* [TASK PROMPT]: Omit the pictures from the entries below and retype everything else exactly.

--- START ---

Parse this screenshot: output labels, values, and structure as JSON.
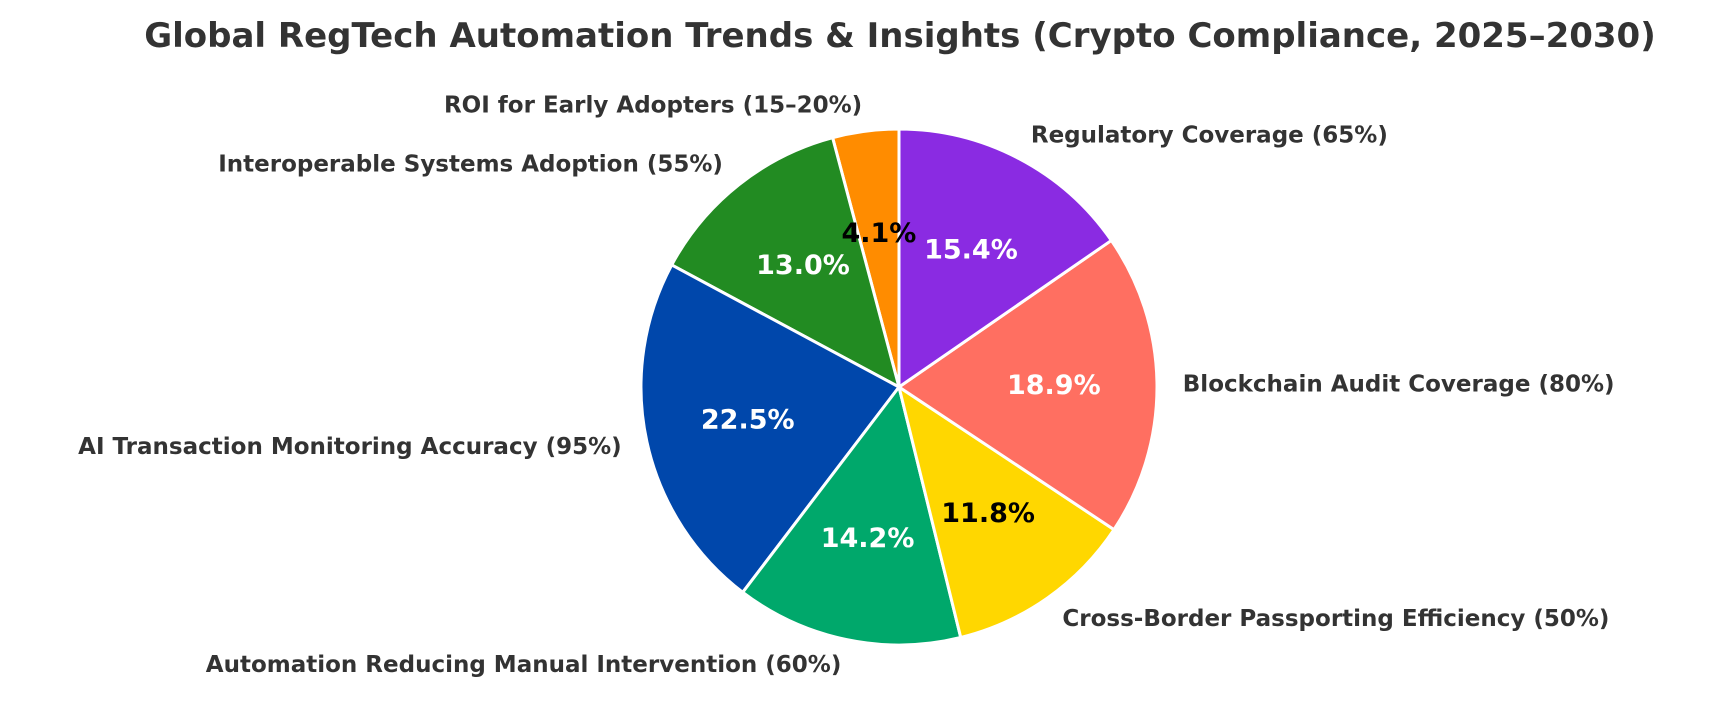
{
  "chart_data": {
    "type": "pie",
    "title": "Global RegTech Automation Trends & Insights (Crypto Compliance, 2025–2030)",
    "start_angle_deg": 90,
    "direction": "counterclockwise",
    "slice_edge_color": "#ffffff",
    "slices": [
      {
        "label": "ROI for Early Adopters (15–20%)",
        "value": 17.5,
        "percent_label": "4.1%",
        "color": "#ff8c00",
        "pct_text_color": "#000000"
      },
      {
        "label": "Interoperable Systems Adoption (55%)",
        "value": 55,
        "percent_label": "13.0%",
        "color": "#228b22",
        "pct_text_color": "#ffffff"
      },
      {
        "label": "AI Transaction Monitoring Accuracy (95%)",
        "value": 95,
        "percent_label": "22.5%",
        "color": "#0047ab",
        "pct_text_color": "#ffffff"
      },
      {
        "label": "Automation Reducing Manual Intervention (60%)",
        "value": 60,
        "percent_label": "14.2%",
        "color": "#00a86b",
        "pct_text_color": "#ffffff"
      },
      {
        "label": "Cross-Border Passporting Efficiency (50%)",
        "value": 50,
        "percent_label": "11.8%",
        "color": "#ffd700",
        "pct_text_color": "#000000"
      },
      {
        "label": "Blockchain Audit Coverage (80%)",
        "value": 80,
        "percent_label": "18.9%",
        "color": "#ff6f61",
        "pct_text_color": "#ffffff"
      },
      {
        "label": "Regulatory Coverage (65%)",
        "value": 65,
        "percent_label": "15.4%",
        "color": "#8a2be2",
        "pct_text_color": "#ffffff"
      }
    ]
  }
}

--- END ---

* [ANSWER IN FULL]:
Parse this screenshot: output labels, values, and structure as JSON.
{
  "chart_data": {
    "type": "pie",
    "title": "Global RegTech Automation Trends & Insights (Crypto Compliance, 2025–2030)",
    "start_angle_deg": 90,
    "direction": "counterclockwise",
    "slice_edge_color": "#ffffff",
    "slices": [
      {
        "label": "ROI for Early Adopters (15–20%)",
        "value": 17.5,
        "percent_label": "4.1%",
        "color": "#ff8c00",
        "pct_text_color": "#000000"
      },
      {
        "label": "Interoperable Systems Adoption (55%)",
        "value": 55,
        "percent_label": "13.0%",
        "color": "#228b22",
        "pct_text_color": "#ffffff"
      },
      {
        "label": "AI Transaction Monitoring Accuracy (95%)",
        "value": 95,
        "percent_label": "22.5%",
        "color": "#0047ab",
        "pct_text_color": "#ffffff"
      },
      {
        "label": "Automation Reducing Manual Intervention (60%)",
        "value": 60,
        "percent_label": "14.2%",
        "color": "#00a86b",
        "pct_text_color": "#ffffff"
      },
      {
        "label": "Cross-Border Passporting Efficiency (50%)",
        "value": 50,
        "percent_label": "11.8%",
        "color": "#ffd700",
        "pct_text_color": "#000000"
      },
      {
        "label": "Blockchain Audit Coverage (80%)",
        "value": 80,
        "percent_label": "18.9%",
        "color": "#ff6f61",
        "pct_text_color": "#ffffff"
      },
      {
        "label": "Regulatory Coverage (65%)",
        "value": 65,
        "percent_label": "15.4%",
        "color": "#8a2be2",
        "pct_text_color": "#ffffff"
      }
    ]
  }
}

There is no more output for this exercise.